━━━━━ Data for this task ━━━━━
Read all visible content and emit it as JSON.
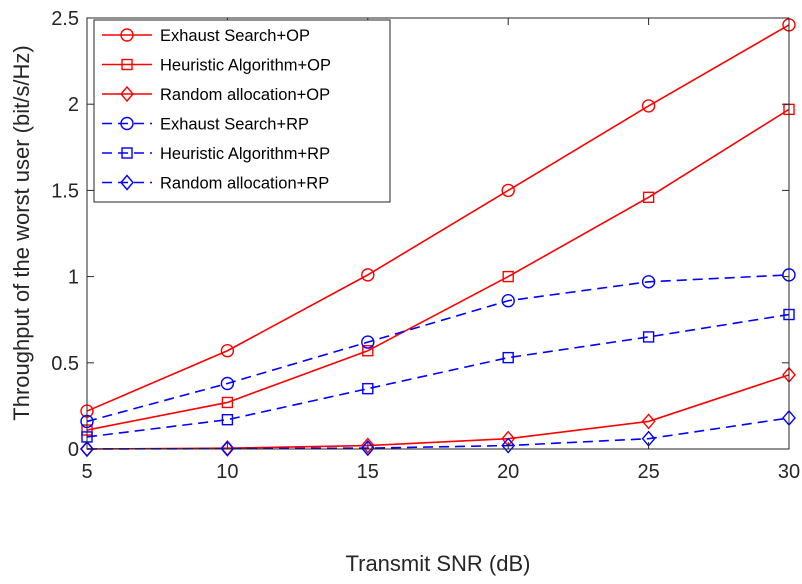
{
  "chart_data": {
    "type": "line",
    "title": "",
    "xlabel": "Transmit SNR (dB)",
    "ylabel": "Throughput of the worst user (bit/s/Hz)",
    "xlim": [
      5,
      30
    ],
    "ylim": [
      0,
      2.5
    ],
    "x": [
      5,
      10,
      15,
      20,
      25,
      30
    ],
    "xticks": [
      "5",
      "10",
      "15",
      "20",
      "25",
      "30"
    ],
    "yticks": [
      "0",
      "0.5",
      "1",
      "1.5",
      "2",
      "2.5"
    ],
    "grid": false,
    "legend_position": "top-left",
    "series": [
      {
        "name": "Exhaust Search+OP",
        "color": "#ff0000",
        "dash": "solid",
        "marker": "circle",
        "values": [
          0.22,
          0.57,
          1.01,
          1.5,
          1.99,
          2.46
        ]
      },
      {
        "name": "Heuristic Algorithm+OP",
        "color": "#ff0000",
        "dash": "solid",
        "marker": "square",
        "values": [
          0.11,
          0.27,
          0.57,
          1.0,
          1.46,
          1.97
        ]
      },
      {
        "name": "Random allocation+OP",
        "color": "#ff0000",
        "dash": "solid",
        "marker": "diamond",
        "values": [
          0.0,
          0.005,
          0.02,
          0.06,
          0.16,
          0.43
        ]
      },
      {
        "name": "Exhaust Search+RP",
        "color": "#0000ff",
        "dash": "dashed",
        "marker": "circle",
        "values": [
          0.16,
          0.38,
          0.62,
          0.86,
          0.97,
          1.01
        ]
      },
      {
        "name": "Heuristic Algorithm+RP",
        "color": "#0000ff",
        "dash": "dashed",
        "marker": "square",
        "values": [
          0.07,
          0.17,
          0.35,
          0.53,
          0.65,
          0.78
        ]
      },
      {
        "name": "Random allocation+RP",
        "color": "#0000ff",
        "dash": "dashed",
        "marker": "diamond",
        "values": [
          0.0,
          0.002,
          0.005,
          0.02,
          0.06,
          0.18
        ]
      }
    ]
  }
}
━━━━━
━━━━━ Data for this task ━━━━━
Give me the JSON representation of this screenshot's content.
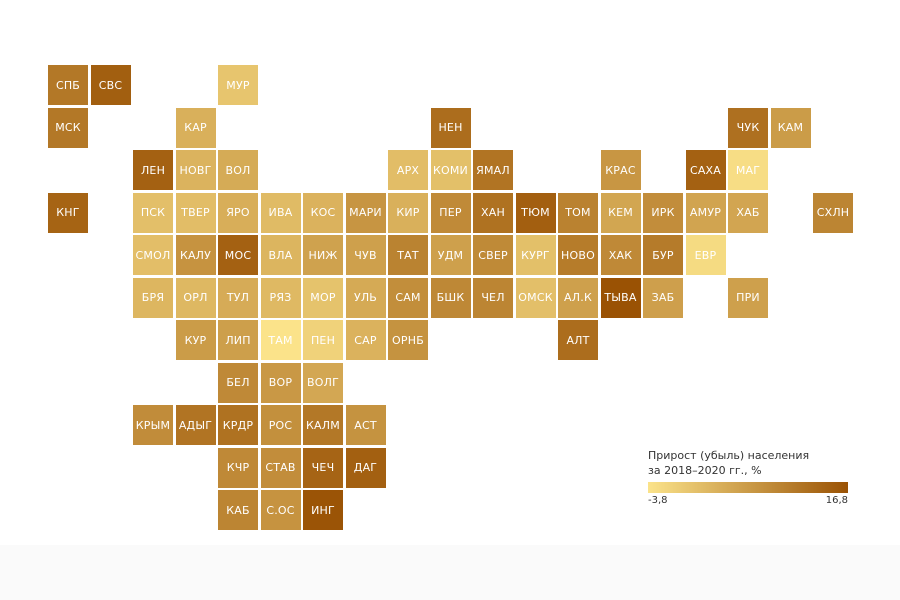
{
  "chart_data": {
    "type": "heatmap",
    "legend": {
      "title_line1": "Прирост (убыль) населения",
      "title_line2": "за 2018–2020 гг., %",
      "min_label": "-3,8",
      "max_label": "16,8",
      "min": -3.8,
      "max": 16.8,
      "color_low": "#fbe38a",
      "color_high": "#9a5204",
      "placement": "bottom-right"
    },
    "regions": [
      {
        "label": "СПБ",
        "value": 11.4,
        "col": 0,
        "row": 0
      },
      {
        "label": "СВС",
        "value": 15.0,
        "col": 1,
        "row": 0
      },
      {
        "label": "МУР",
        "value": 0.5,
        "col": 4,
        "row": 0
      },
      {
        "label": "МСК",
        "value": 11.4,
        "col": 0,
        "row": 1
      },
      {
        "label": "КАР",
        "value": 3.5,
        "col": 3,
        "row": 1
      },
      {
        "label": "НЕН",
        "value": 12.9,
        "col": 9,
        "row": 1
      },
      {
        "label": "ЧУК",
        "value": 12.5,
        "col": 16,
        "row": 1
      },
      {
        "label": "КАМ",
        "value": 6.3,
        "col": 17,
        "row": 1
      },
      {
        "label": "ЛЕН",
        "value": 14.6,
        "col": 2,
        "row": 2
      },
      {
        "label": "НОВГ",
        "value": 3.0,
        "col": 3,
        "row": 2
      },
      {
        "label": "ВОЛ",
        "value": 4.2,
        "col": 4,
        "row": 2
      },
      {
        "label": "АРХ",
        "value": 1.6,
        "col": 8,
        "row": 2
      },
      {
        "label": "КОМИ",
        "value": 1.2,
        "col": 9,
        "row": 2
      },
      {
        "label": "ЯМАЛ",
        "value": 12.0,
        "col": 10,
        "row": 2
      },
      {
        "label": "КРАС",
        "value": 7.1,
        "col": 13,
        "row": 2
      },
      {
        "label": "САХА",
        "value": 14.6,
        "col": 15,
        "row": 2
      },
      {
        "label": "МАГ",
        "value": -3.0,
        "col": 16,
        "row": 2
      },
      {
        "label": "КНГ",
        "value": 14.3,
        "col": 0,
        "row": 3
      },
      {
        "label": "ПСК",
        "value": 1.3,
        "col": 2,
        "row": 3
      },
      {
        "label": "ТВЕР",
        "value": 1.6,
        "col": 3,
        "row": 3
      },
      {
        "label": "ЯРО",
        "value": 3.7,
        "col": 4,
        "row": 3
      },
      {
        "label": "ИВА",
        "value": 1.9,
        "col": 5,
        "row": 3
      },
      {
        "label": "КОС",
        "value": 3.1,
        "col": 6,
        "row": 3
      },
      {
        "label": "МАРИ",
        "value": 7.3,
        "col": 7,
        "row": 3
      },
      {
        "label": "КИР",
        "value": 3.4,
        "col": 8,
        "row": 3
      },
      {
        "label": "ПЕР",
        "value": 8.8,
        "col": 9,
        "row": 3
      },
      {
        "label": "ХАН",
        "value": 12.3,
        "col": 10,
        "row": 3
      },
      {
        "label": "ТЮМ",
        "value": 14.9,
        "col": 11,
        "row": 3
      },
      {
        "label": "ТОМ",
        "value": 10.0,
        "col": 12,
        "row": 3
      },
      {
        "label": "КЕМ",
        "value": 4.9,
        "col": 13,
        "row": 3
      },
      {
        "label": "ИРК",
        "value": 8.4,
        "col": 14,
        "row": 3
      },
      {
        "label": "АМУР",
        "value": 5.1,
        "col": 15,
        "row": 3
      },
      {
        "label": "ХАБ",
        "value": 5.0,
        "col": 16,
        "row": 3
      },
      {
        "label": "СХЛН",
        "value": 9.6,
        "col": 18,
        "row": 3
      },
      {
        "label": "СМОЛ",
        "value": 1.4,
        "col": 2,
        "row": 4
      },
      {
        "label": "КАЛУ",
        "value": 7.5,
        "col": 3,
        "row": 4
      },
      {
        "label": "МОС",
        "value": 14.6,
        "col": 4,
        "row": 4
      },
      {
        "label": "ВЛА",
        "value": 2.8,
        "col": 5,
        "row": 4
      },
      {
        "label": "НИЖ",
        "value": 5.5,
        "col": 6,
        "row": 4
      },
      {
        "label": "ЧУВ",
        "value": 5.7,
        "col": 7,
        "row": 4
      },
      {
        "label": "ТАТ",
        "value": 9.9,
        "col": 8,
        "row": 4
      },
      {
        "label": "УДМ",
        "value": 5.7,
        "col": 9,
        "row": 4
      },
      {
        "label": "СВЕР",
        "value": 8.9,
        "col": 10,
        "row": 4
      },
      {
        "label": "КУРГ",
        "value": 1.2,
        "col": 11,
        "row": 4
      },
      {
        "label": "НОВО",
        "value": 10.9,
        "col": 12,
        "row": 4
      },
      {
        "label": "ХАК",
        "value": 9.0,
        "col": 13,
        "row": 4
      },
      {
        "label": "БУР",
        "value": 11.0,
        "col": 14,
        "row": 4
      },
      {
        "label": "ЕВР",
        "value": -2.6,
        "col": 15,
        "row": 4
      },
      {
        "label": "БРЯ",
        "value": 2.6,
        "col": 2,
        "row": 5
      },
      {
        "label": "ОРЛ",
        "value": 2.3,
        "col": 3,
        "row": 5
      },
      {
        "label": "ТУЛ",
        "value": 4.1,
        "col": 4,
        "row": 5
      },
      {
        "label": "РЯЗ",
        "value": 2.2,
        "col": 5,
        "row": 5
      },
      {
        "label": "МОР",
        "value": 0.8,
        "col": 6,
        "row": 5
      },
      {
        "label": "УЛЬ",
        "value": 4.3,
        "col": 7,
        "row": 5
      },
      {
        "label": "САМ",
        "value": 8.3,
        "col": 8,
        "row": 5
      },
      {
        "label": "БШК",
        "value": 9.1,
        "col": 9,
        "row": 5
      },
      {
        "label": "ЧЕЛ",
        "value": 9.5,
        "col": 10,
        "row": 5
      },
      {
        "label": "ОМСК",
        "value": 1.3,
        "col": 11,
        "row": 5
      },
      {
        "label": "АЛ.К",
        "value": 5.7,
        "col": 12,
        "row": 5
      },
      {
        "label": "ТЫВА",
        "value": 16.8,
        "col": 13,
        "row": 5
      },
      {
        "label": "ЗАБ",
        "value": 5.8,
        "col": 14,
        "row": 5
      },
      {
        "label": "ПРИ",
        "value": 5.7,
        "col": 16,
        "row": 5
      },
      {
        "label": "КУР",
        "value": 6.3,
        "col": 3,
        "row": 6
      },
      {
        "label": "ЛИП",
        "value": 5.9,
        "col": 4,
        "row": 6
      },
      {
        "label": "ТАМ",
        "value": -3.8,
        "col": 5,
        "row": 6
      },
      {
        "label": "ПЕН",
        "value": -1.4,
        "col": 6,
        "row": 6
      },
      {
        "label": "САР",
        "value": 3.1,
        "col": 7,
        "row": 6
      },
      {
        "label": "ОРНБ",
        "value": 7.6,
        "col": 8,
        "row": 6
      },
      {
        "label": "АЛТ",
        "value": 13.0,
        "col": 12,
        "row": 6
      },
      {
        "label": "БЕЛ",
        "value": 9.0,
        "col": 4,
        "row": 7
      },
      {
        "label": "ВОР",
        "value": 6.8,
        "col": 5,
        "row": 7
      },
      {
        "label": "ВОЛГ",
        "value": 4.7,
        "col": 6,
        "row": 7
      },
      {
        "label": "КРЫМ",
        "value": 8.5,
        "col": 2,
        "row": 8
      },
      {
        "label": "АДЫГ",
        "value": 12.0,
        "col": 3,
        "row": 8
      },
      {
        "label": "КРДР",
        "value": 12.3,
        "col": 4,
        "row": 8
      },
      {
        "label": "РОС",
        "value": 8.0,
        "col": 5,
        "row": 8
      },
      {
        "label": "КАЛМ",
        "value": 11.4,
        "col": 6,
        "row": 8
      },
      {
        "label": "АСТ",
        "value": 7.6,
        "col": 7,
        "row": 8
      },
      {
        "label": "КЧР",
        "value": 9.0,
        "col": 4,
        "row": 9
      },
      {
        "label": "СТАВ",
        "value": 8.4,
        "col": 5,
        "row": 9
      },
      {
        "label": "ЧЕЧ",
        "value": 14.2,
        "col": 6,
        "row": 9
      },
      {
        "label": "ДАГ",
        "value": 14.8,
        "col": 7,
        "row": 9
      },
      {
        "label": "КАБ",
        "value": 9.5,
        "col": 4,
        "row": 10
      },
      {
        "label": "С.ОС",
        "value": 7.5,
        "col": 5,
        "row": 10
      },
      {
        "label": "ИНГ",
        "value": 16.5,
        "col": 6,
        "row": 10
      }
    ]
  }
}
━━━━━
◆ **The request**
For this exercise, gather every line of the data that contains the word "Random".

◆ **Finished answer**
        "name": "Random allocation+OP",
        "name": "Random allocation+RP",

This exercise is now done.